Work required:
Output every line exactly as written. Leave out pictures.
** Begin **
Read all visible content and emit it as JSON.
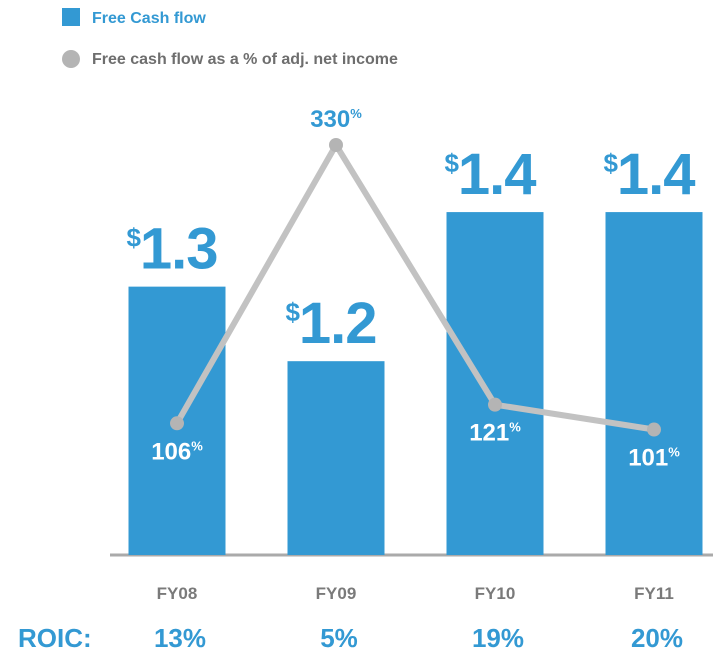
{
  "chart_data": {
    "type": "bar_line",
    "categories": [
      "FY08",
      "FY09",
      "FY10",
      "FY11"
    ],
    "series": [
      {
        "name": "Free Cash flow",
        "color": "#3399d3",
        "values": [
          1.3,
          1.2,
          1.4,
          1.4
        ],
        "value_labels": [
          "$1.3",
          "$1.2",
          "$1.4",
          "$1.4"
        ]
      },
      {
        "name": "Free cash flow as a % of adj. net income",
        "color": "#c2c2c2",
        "marker_color": "#b4b4b4",
        "axis": "y2",
        "values": [
          106,
          330,
          121,
          101
        ],
        "value_labels": [
          "106%",
          "330%",
          "121%",
          "101%"
        ]
      }
    ],
    "ylim": [
      0.94,
      1.49
    ],
    "y2lim": [
      0,
      330
    ],
    "roic_label": "ROIC:",
    "roic": [
      "13%",
      "5%",
      "19%",
      "20%"
    ]
  }
}
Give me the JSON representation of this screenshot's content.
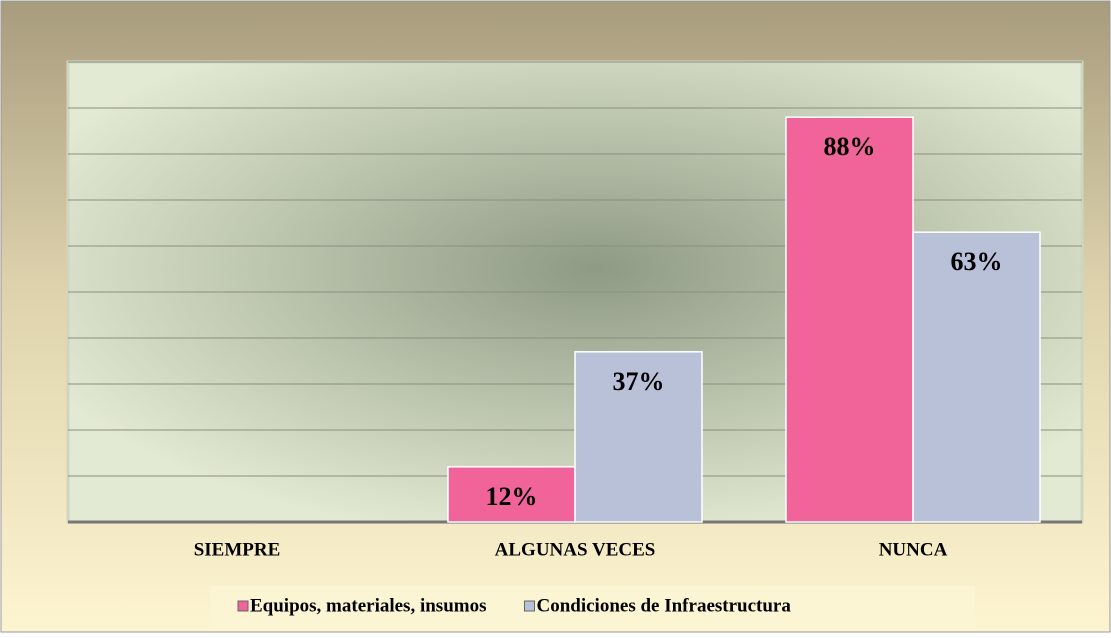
** End **
Answer to this exercise:
Read all visible content and emit it as JSON.
{
  "chart_data": {
    "type": "bar_line",
    "categories": [
      "FY08",
      "FY09",
      "FY10",
      "FY11"
    ],
    "series": [
      {
        "name": "Free Cash flow",
        "color": "#3399d3",
        "values": [
          1.3,
          1.2,
          1.4,
          1.4
        ],
        "value_labels": [
          "$1.3",
          "$1.2",
          "$1.4",
          "$1.4"
        ]
      },
      {
        "name": "Free cash flow as a % of adj. net income",
        "color": "#c2c2c2",
        "marker_color": "#b4b4b4",
        "axis": "y2",
        "values": [
          106,
          330,
          121,
          101
        ],
        "value_labels": [
          "106%",
          "330%",
          "121%",
          "101%"
        ]
      }
    ],
    "ylim": [
      0.94,
      1.49
    ],
    "y2lim": [
      0,
      330
    ],
    "roic_label": "ROIC:",
    "roic": [
      "13%",
      "5%",
      "19%",
      "20%"
    ]
  }
}
Give me the JSON representation of this screenshot's content.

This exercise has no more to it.